PAGE:
# Just bought a jeep... need to get it plowed out FAST



## bigjeeping (Aug 15, 2005)

Just picked up a nice little 93 wrang, 6cyl, manual... yada yada

I need to know everything that needs to be done to outfit this bad boy with a plow......... 

heavy duty leaf springs? timbrens? hd shocks? trans cooler? 

someone please give me the run around!

ALSO - I havent bought a plow for it yet, but will most likely be buying new from the dealer. Any recommendations here will be nice too. I have western, boss, curtis dealers in the ann arbor area that I am aware of.


----------



## Currinson (Jan 18, 2000)

I have been plowing for 8 years with a F350 dump with a 9 foot plow, I only do driveways. The nine footer was big, but with a dump I needed it. This year I bought a 99 Jeep Wrangler, I put a 7 foot curtis plow on it. I plowed one small storm 4", and one 14" storm. I love it. I will take it before the truck any day, the flexibility is awesome, the turning radius and small wheel base make it the best plow vehicle. I had no problem pushing. I am a believer in curtis. I have only had 2 issues in 8 years and they helped with both. I did put timberens in the front, I also put weight in the back, about 400 lbs

Best of Luck


----------



## itsgottobegreen (Mar 31, 2004)

A blizzard 680LT is the best choice for the Jeeps. timbrens are a must. Good Luck.


----------



## sweetnsimple (Dec 14, 2005)

*Personal experience on plow, timbrens, etc.*

I've got the Rancho RS5000 shocks on the '94 with a Rancho 2.5" lift kit recently installed, which means new leaf springs. I'm not running timbrens in front and haven't noticed the need as yet, though that might change in time. Just visited a Canadian Jeep site and saw a posting where the writer was surprised that all the Yanks seem to be running timbrens on their Jeeps when plowing, so apparently there's some question about the need. As one Canadian said, "So we're talking a pair of rubber mallets with the handles cut off?"

Probably will depend on the plow to a certain degree. The Homesteader I'm pushing has a 21-inch board but weighs in at only about 250 lbs. in the 6'8" size. Seems like when I was doing my research that was about the lightest there was. Get a modest dip in front when lifting the plow, but nothing you wouldn't expect. I'm probably carrying less than 200 lbs. of ballast and I'm not sure I need that much. Tried adding more recently, but gained no traction or handling improvements from it and noticed a big drop in gas mileage, so I'm not sure how light I can go in back. Yeah, I've had to slam on the binders to avoid half-sleeping commuters during rush-hour, but the rear end never felt like it was going to lift at all, so I'm not real sure how much ballast to run or even why.

DIRECTIONS:
(1) Answer these questions about the Jeep plowing thread.
(a) What size of Curtis plow did Currinson put on the 99 Jeep Wrangler?
(b) Which plow does itsgottobegreen call the best choice for Jeeps?
(c) About how much does the Homesteader weigh in the 6'8" size?
(2) Print the passage of the Jeep plowing thread from "I have been" to "must. Good Luck.".
(3) Carry on the Jeep plowing thread from the point where it ends.

[Data records]

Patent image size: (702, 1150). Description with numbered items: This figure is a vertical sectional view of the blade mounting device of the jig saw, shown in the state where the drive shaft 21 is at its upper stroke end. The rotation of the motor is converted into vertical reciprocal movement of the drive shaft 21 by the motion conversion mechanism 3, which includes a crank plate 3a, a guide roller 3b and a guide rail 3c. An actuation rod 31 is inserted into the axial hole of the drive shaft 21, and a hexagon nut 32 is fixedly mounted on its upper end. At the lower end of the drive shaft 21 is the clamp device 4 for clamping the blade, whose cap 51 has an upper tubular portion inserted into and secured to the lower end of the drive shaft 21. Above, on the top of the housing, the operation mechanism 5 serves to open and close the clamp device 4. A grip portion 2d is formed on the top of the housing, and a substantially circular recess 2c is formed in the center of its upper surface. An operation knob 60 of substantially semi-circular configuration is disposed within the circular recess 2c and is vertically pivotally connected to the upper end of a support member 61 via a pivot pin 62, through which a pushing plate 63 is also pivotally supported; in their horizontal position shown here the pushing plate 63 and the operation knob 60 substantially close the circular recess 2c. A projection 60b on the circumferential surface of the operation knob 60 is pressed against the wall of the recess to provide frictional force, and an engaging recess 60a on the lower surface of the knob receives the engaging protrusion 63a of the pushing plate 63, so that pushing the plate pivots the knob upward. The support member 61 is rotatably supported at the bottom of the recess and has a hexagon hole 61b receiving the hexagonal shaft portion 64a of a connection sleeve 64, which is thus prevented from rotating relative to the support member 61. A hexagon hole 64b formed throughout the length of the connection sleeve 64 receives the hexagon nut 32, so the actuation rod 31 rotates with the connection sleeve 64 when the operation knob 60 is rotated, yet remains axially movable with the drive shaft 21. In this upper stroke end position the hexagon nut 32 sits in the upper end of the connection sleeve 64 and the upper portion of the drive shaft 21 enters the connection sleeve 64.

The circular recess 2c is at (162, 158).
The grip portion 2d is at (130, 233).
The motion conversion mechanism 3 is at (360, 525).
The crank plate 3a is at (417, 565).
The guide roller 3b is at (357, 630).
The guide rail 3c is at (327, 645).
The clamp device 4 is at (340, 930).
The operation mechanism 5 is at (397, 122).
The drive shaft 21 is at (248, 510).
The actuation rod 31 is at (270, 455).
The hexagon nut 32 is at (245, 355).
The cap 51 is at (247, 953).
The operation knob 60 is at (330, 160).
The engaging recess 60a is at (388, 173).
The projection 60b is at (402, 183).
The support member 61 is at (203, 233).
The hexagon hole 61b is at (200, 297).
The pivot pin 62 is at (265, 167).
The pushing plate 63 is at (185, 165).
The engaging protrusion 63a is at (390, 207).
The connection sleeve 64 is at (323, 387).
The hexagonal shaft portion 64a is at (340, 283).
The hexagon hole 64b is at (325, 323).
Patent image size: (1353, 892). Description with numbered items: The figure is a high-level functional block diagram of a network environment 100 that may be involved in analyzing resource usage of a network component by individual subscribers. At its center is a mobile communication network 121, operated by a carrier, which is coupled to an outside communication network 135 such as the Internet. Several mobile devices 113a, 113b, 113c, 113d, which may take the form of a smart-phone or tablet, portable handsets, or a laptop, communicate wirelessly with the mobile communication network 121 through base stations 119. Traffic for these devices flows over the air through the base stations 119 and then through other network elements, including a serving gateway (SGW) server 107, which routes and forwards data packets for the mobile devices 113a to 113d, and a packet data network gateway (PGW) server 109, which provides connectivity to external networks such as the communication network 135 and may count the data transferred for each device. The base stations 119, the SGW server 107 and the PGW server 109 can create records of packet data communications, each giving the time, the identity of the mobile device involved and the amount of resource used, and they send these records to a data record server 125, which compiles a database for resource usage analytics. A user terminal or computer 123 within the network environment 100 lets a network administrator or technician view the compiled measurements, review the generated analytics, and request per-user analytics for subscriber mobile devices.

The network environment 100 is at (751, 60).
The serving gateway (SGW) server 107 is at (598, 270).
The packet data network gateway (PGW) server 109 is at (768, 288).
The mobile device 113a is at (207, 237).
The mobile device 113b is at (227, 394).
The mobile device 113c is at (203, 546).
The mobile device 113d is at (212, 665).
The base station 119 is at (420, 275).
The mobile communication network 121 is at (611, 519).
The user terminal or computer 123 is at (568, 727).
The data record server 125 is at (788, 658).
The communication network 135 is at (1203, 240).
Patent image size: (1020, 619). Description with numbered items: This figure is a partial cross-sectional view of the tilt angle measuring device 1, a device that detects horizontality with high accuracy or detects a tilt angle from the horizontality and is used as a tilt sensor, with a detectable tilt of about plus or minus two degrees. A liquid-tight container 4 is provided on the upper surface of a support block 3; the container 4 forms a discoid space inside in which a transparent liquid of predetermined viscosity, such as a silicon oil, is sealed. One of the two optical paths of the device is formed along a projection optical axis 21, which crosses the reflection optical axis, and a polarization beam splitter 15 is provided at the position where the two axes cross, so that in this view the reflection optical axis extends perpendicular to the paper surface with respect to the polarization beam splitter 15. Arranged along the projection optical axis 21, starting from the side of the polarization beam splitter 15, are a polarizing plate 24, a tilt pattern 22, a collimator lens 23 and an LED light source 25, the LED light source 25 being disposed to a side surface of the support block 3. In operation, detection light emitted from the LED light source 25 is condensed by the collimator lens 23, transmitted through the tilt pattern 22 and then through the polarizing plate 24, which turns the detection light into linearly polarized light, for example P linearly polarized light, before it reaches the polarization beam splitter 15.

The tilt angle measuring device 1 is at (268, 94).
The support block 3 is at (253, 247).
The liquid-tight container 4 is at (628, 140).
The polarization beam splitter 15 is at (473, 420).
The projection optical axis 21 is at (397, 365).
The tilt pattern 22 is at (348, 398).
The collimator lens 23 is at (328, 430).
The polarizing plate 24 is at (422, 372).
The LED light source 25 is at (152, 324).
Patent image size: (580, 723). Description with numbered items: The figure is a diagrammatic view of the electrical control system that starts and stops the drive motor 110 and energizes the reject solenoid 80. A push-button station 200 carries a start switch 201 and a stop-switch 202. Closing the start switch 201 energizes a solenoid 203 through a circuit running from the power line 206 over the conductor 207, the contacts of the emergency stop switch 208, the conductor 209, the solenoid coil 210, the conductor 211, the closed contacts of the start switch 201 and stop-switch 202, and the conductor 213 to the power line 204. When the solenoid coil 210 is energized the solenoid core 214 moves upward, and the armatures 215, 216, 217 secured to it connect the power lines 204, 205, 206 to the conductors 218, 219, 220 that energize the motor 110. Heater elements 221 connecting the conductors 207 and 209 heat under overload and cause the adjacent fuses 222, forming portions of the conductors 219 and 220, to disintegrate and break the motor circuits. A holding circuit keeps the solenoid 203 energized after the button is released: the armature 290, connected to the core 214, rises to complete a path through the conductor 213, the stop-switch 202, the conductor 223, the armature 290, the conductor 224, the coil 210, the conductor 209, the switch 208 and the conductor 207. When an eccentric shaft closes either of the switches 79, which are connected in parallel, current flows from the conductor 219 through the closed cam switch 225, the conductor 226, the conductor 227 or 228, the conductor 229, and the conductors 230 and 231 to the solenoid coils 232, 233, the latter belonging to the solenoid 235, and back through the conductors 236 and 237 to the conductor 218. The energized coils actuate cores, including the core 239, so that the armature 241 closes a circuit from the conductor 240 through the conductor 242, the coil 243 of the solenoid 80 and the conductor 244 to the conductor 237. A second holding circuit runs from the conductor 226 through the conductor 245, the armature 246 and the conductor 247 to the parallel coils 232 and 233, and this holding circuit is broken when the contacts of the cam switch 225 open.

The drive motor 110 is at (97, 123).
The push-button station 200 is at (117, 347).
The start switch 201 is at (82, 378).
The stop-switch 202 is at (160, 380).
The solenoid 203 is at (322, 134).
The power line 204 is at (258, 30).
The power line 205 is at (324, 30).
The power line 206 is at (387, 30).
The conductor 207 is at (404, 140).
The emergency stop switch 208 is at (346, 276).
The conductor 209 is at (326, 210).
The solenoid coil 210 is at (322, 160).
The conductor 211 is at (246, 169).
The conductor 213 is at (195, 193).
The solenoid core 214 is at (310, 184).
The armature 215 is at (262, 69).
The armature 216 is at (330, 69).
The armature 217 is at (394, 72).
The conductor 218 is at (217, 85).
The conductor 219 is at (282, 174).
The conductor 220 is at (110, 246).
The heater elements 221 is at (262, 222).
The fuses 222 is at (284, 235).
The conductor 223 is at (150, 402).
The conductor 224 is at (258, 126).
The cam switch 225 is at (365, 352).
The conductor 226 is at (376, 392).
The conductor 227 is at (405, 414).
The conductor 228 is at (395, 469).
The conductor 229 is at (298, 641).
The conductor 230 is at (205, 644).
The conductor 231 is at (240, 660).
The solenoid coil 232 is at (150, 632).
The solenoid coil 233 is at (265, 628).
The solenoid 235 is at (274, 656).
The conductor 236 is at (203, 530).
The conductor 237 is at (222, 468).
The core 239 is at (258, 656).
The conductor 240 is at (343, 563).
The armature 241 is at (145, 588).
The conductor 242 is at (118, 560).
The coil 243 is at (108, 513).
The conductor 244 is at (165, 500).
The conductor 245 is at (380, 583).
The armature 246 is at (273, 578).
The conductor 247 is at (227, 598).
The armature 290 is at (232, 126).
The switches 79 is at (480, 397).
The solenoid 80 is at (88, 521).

RESULTS OF THE EXERCISE:
(1)
(a) 7 foot
(b) A Blizzard 680LT
(c) About 250 lbs.

(2)
I have been plowing for 8 years with a F350 dump with a 9 foot plow, I only do driveways. The nine footer was big, but with a dump I needed it. This year I bought a 99 Jeep Wrangler, I put a 7 foot curtis plow on it. I plowed one small storm 4", and one 14" storm. I love it. I will take it before the truck any day, the flexibility is awesome, the turning radius and small wheel base make it the best plow vehicle. I had no problem pushing. I am a believer in curtis. I have only had 2 issues in 8 years and they helped with both. I did put timberens in the front, I also put weight in the back, about 400 lbs

Best of Luck


----------



## itsgottobegreen (Mar 31, 2004)

A blizzard 680LT is the best choice for the Jeeps. timbrens are a must. Good Luck.

(3)
I'm told Western and Fisher are sister companies at this point, so if your dealer can get one he can most likely get the other, if you want him to. Only thing I haven't been happy with on the Homesteader is the amount of downforce I get from it, but the dealer finally told me where the adjustment is (on top of the downforce ram, turn clockwise to increase pressure), so I'm playing with that. My understanding is that you'll be looking at a custom mount for any of the companies you named, since none of them make a mount specifically for the YJ, and I'd be surprised if anyone would hang a Boss of any size on a Jeep.

Am damn sure no expert on this stuff, but if yer serious when saying "Almost snow time" at the bottom of a message posted on Dec. 18 from SE Michigan, then we live in different worlds as well as different states. Started plowing in NE Ohio on Thanksgiving day and this little break right now is the first time since then that we've gone longer than a day or two without plowable snow. Not braggin or complaining (much), just saying that I've pushed some snow with the Jeep/Homesteader setup during the past three weeks or so and that's been the only real issue -- lack of downforce on the super-light blade, but working with it.


----------



## Luppy (Oct 6, 2003)

Basically you just need some weight in the back and some support up front if the weight of the plow makes the front end sag. I used Timbrens for one season and hated the harsh ride it gave the jeep. Your Jeep uses leaf springs I believe anyway, so you'd do well with a beefy set of springs up front. That's what I did when I plowed with my 78' CJ and the front never sagged.


----------



## addicted (Dec 13, 2005)

Ive got a 6'6" western on my cj5. Good plow, but it makes the front end sag alot when the plow is up. I am currently looking for a sno way for my wrangler. I am sold on sno way because of there down pressure system. You get the light weight plow to hang off the front of your lightweight jeep, and the scraping and backdragging power of a 500 lb. plow with the flip of a switch. Best of both worlds as far as i am concerned. I have not personally seen one in action, or used one, but i have only heard good things about there system. 

Just my .02


----------



## bigjeeping (Aug 15, 2005)

Here's what I decided...... put new shocks on her, monroe reflex. Timbrens for the front axle. Snoway MT series with downpressure!

Plow is ordered and should be here in a couple weeks


----------



## addicted (Dec 13, 2005)

bigjeeping said:


> Here's what I decided...... put new shocks on her, monroe reflex. Timbrens for the front axle. Snoway MT series with downpressure!
> 
> Plow is ordered and should be here in a couple weeks


Are you sure it's a MT? I thought the biggest you can put on a YJ is the new 22 series?


----------



## RamesesSnow23 (Jan 4, 2004)

sweetnsimple said:


> , My understanding is that you'll be looking at a custom mount for any of the companies you named, since none of them make a mount specifically for the YJ, and I'd be surprised if anyone would hang a Boss of any size on a Jeep.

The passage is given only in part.